→ What is required: Only the pictures are to be left out; set down the rest of the records exactly.

==================================================

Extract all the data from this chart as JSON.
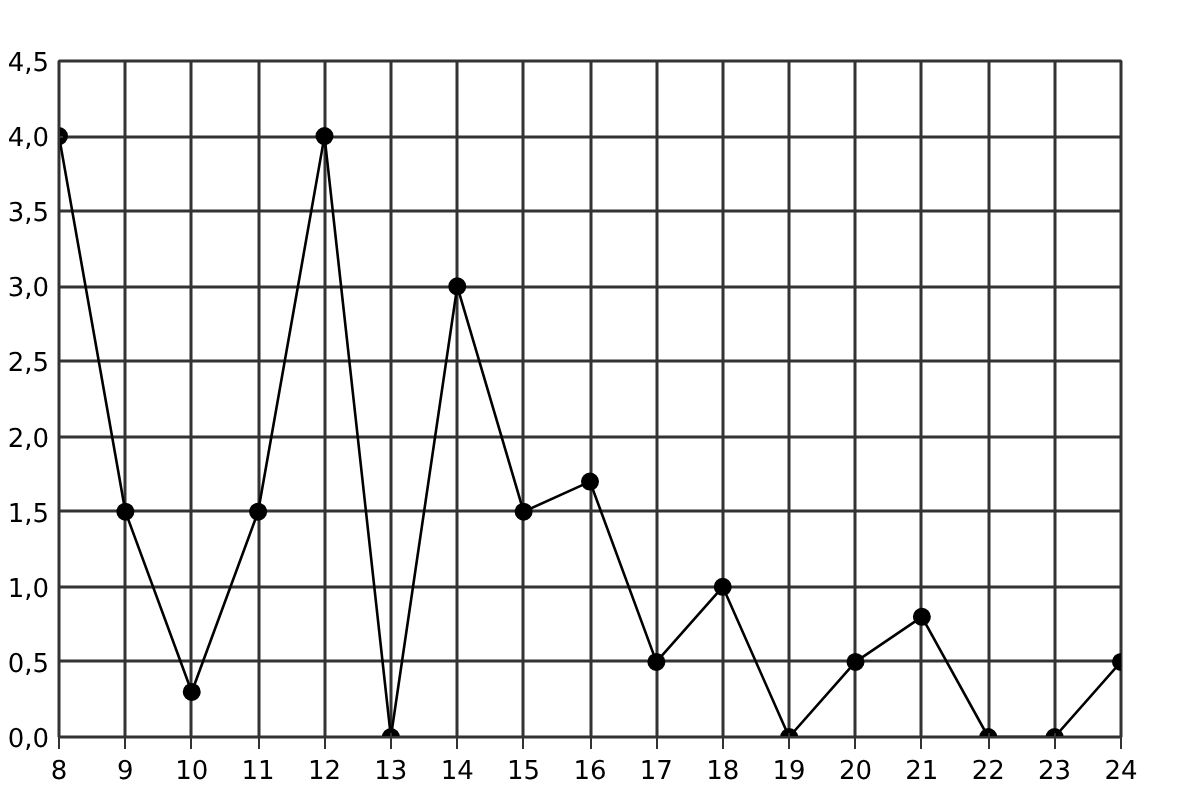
{
  "chart_data": {
    "type": "line",
    "x": [
      8,
      9,
      10,
      11,
      12,
      13,
      14,
      15,
      16,
      17,
      18,
      19,
      20,
      21,
      22,
      23,
      24
    ],
    "series": [
      {
        "color": "#000000",
        "values": [
          4.0,
          1.5,
          0.3,
          1.5,
          4.0,
          0.0,
          3.0,
          1.5,
          1.7,
          0.5,
          1.0,
          0.0,
          0.5,
          0.8,
          0.0,
          0.0,
          0.5
        ]
      }
    ],
    "xlim": [
      8,
      24
    ],
    "xticks": [
      8,
      9,
      10,
      11,
      12,
      13,
      14,
      15,
      16,
      17,
      18,
      19,
      20,
      21,
      22,
      23,
      24
    ],
    "ylim": [
      0,
      4.5
    ],
    "yticks": [
      {
        "value": 0,
        "label": "0,0"
      },
      {
        "value": 0.5,
        "label": "0,5"
      },
      {
        "value": 1,
        "label": "1,0"
      },
      {
        "value": 1.5,
        "label": "1,5"
      },
      {
        "value": 2,
        "label": "2,0"
      },
      {
        "value": 2.5,
        "label": "2,5"
      },
      {
        "value": 3,
        "label": "3,0"
      },
      {
        "value": 3.5,
        "label": "3,5"
      },
      {
        "value": 4,
        "label": "4,0"
      },
      {
        "value": 4.5,
        "label": "4,5"
      }
    ],
    "grid": true,
    "marker": "circle",
    "line_style": "solid"
  }
}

==================================================

→ Expected answer:
Extract all the data from this chart as JSON.
{
  "chart_data": {
    "type": "line",
    "x": [
      8,
      9,
      10,
      11,
      12,
      13,
      14,
      15,
      16,
      17,
      18,
      19,
      20,
      21,
      22,
      23,
      24
    ],
    "series": [
      {
        "color": "#000000",
        "values": [
          4.0,
          1.5,
          0.3,
          1.5,
          4.0,
          0.0,
          3.0,
          1.5,
          1.7,
          0.5,
          1.0,
          0.0,
          0.5,
          0.8,
          0.0,
          0.0,
          0.5
        ]
      }
    ],
    "xlim": [
      8,
      24
    ],
    "xticks": [
      8,
      9,
      10,
      11,
      12,
      13,
      14,
      15,
      16,
      17,
      18,
      19,
      20,
      21,
      22,
      23,
      24
    ],
    "ylim": [
      0,
      4.5
    ],
    "yticks": [
      {
        "value": 0,
        "label": "0,0"
      },
      {
        "value": 0.5,
        "label": "0,5"
      },
      {
        "value": 1,
        "label": "1,0"
      },
      {
        "value": 1.5,
        "label": "1,5"
      },
      {
        "value": 2,
        "label": "2,0"
      },
      {
        "value": 2.5,
        "label": "2,5"
      },
      {
        "value": 3,
        "label": "3,0"
      },
      {
        "value": 3.5,
        "label": "3,5"
      },
      {
        "value": 4,
        "label": "4,0"
      },
      {
        "value": 4.5,
        "label": "4,5"
      }
    ],
    "grid": true,
    "marker": "circle",
    "line_style": "solid"
  }
}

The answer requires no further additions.